### Do this
Locate every line in the material below that has the word "أخرجه". Copy each of those lines.

### Input material
=======
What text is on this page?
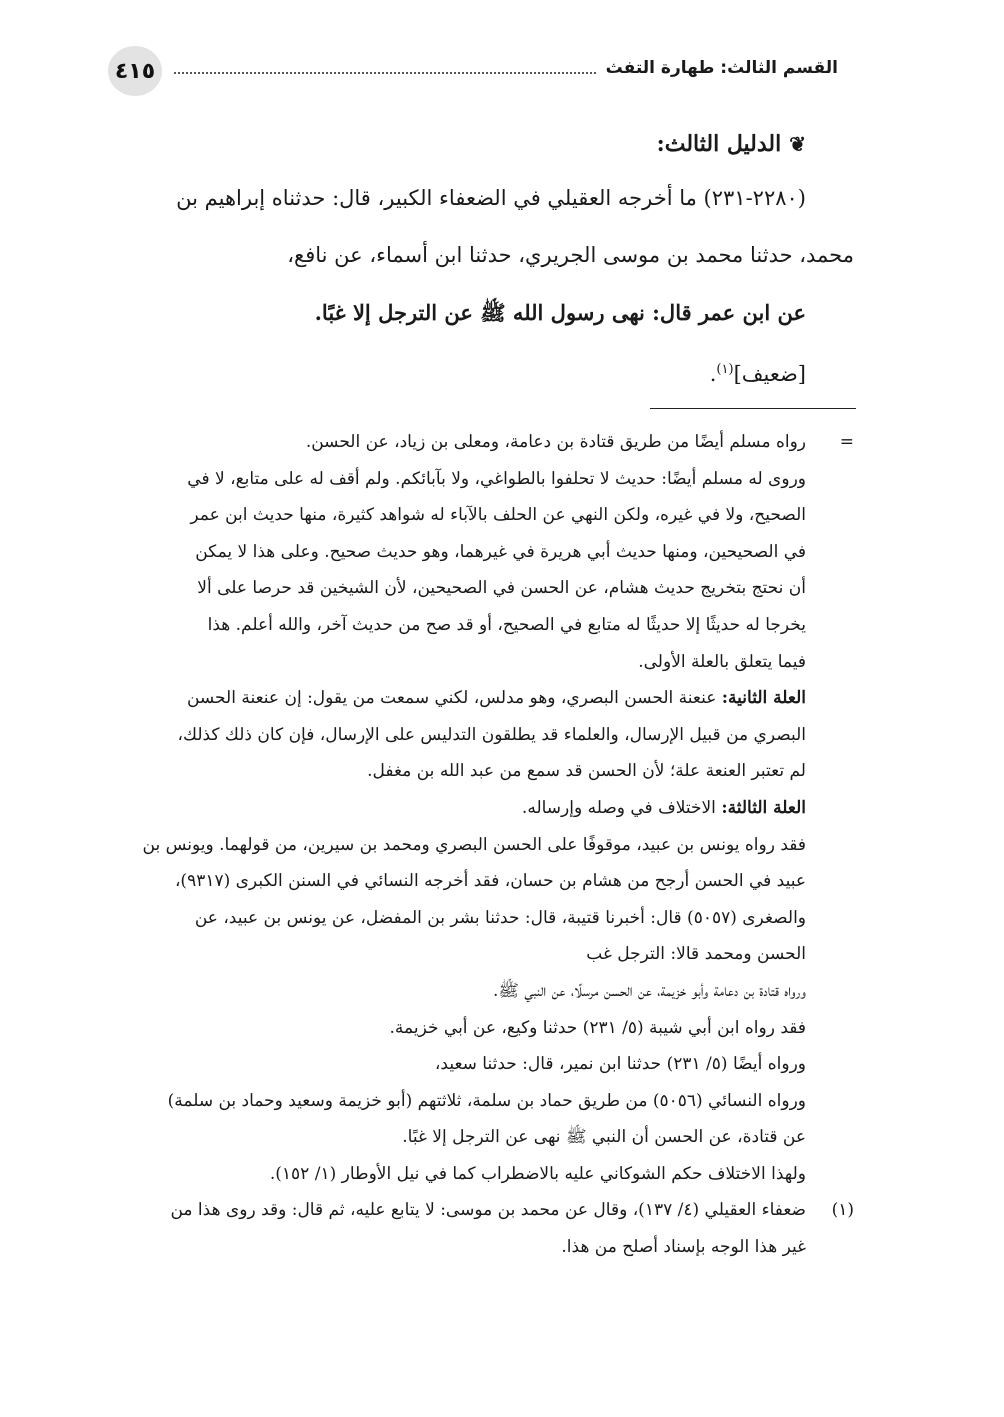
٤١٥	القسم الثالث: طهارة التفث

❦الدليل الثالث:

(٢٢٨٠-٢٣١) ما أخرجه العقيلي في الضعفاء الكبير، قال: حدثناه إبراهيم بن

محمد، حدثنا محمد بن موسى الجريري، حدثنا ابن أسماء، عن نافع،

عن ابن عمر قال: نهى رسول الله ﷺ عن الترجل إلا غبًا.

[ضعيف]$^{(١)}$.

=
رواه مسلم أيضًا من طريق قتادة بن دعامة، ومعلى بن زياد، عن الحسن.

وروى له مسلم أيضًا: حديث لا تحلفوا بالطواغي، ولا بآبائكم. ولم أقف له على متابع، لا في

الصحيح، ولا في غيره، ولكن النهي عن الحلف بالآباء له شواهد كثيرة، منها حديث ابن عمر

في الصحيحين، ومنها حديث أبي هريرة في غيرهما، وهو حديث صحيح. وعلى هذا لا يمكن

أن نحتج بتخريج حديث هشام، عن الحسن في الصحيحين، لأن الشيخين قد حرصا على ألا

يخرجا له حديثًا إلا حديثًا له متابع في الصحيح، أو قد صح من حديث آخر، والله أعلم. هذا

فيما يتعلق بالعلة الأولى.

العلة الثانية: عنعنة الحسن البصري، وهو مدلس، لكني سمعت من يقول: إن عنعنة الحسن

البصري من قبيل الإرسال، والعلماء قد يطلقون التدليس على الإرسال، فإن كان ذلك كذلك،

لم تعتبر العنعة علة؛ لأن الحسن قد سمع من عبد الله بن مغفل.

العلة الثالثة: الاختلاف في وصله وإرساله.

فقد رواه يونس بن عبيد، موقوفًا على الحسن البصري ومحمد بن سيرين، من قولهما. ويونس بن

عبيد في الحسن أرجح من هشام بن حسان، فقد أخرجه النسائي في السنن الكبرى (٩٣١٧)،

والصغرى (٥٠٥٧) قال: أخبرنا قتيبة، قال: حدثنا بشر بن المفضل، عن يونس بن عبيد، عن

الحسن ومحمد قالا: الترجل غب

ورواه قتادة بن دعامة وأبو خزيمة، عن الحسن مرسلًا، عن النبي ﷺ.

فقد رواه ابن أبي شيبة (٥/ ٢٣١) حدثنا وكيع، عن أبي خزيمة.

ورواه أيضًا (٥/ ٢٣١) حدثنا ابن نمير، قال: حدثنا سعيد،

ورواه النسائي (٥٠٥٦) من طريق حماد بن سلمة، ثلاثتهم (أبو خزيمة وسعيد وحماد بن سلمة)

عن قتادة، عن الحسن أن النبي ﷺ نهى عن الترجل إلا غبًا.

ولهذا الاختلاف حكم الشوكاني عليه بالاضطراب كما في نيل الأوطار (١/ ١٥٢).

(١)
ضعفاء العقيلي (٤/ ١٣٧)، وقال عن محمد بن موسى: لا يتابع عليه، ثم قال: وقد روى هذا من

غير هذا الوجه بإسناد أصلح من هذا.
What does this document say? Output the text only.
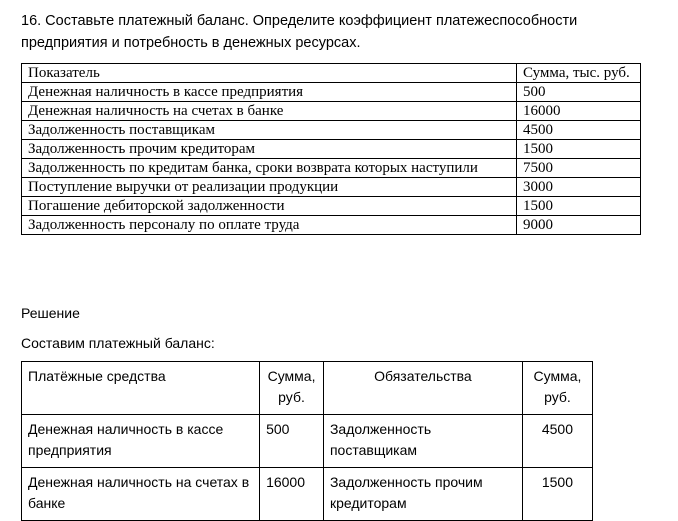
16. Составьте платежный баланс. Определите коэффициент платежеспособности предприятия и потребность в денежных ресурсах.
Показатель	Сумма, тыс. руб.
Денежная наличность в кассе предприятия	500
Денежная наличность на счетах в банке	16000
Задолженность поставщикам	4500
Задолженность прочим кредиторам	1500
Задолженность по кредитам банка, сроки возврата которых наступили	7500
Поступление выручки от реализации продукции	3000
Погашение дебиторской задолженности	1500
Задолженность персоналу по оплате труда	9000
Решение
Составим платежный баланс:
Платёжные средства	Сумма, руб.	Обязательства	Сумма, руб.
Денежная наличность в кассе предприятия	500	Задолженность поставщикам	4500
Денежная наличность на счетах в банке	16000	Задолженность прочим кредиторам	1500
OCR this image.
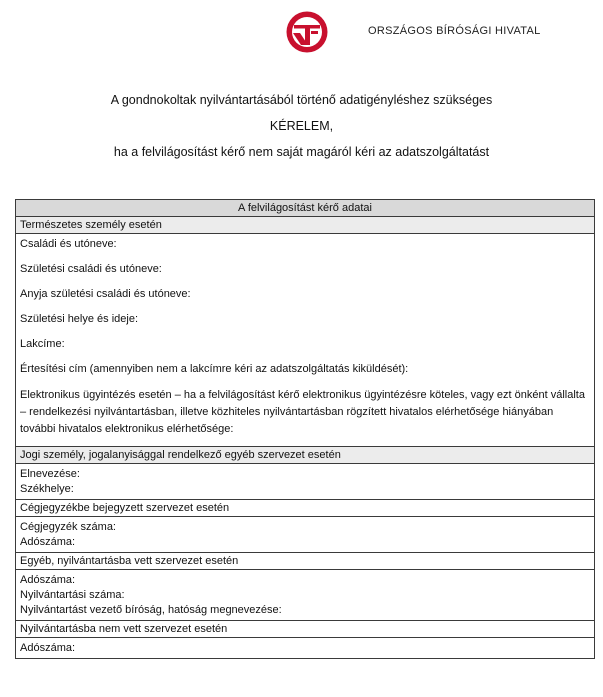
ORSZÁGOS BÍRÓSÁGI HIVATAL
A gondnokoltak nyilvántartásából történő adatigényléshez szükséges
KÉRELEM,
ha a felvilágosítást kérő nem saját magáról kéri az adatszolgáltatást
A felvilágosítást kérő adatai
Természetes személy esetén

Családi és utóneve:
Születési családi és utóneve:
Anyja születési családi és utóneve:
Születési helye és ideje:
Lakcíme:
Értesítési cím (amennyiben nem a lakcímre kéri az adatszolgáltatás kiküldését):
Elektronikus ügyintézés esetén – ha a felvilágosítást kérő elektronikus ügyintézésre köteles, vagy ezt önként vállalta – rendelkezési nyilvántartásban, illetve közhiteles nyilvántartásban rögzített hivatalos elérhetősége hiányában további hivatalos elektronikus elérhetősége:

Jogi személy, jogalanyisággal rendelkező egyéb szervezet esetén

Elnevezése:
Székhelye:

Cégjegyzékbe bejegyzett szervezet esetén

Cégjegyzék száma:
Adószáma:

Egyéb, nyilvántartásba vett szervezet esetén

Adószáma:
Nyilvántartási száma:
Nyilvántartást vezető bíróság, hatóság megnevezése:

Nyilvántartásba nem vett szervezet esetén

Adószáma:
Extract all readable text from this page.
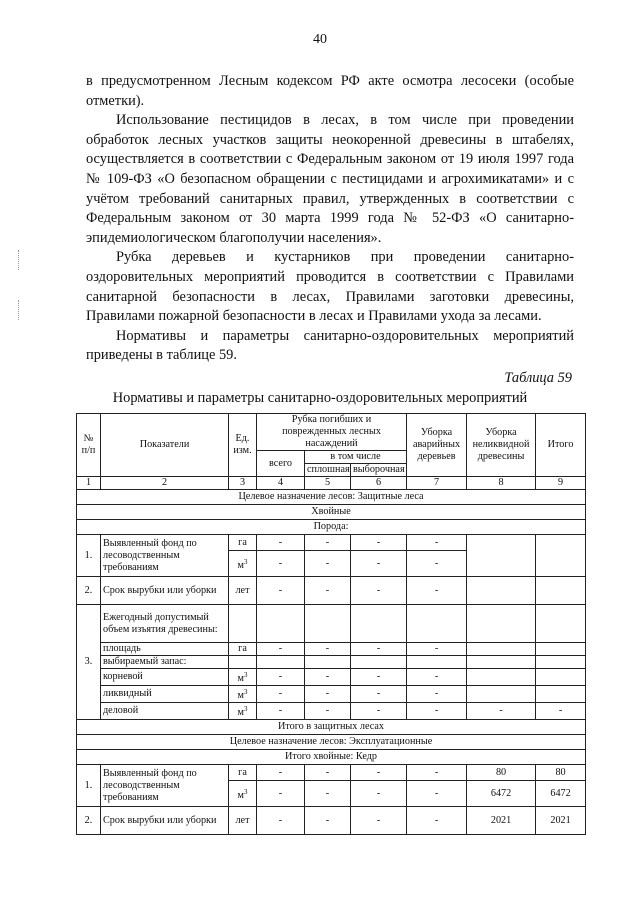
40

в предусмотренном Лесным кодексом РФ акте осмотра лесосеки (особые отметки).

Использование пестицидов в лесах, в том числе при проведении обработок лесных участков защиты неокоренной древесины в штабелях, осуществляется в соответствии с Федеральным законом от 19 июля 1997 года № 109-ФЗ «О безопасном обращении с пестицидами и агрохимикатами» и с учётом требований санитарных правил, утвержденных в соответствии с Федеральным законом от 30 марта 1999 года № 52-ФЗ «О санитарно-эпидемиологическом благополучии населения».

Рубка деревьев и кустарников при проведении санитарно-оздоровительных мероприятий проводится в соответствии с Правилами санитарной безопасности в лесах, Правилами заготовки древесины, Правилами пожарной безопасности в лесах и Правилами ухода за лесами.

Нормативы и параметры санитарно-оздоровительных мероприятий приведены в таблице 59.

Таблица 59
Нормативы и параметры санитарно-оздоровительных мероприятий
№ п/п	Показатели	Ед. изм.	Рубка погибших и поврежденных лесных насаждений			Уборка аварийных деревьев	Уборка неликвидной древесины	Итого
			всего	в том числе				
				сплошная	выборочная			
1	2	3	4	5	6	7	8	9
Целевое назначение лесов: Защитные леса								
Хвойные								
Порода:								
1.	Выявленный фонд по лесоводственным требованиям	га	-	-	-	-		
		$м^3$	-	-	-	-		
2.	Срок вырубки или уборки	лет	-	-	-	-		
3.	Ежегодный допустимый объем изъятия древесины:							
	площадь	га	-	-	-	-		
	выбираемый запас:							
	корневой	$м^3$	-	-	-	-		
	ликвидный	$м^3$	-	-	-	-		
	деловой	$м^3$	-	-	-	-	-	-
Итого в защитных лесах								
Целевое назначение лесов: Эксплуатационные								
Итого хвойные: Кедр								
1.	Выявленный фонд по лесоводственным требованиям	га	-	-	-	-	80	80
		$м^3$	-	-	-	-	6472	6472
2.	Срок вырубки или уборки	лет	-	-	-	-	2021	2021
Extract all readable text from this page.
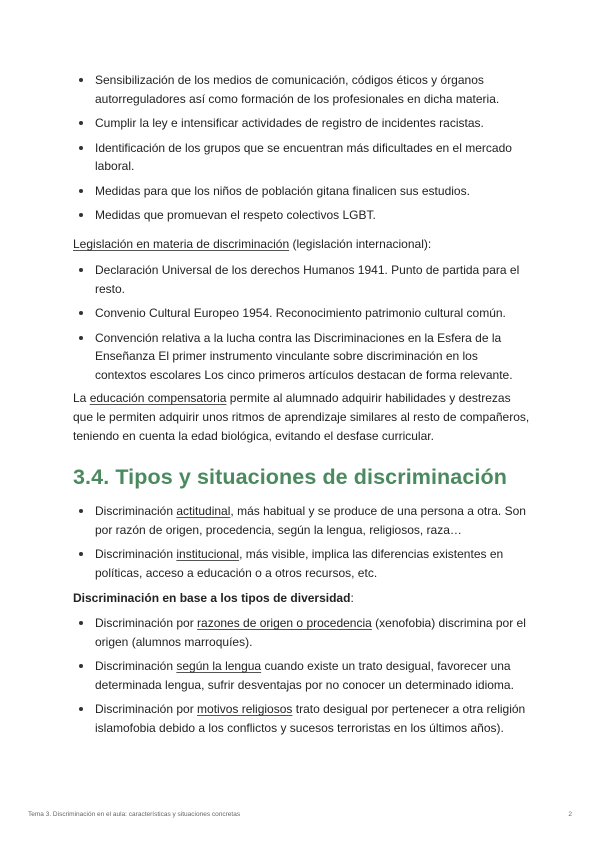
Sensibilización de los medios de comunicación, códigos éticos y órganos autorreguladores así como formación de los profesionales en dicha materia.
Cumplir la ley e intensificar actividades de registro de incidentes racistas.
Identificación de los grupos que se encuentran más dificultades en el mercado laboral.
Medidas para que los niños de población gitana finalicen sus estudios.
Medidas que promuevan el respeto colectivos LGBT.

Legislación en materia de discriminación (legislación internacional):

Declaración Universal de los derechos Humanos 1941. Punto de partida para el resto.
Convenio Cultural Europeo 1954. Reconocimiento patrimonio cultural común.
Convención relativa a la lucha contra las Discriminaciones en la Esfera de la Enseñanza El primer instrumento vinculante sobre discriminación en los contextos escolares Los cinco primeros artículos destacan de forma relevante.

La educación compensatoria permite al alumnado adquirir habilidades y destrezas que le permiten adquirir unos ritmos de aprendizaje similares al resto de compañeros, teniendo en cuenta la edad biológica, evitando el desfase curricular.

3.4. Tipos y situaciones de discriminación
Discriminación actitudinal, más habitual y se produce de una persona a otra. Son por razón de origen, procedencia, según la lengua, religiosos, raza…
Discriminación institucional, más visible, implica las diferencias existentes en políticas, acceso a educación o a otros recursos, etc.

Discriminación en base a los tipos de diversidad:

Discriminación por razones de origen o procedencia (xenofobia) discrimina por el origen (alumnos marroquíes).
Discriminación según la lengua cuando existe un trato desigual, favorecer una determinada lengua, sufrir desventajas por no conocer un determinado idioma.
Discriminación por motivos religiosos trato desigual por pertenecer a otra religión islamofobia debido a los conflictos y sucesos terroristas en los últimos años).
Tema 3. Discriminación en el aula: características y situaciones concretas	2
=======
### Answer for the task
(٢٢٨٠-٢٣١) ما أخرجه العقيلي في الضعفاء الكبير، قال: حدثناه إبراهيم بن
عبيد في الحسن أرجح من هشام بن حسان، فقد أخرجه النسائي في السنن الكبرى (٩٣١٧)،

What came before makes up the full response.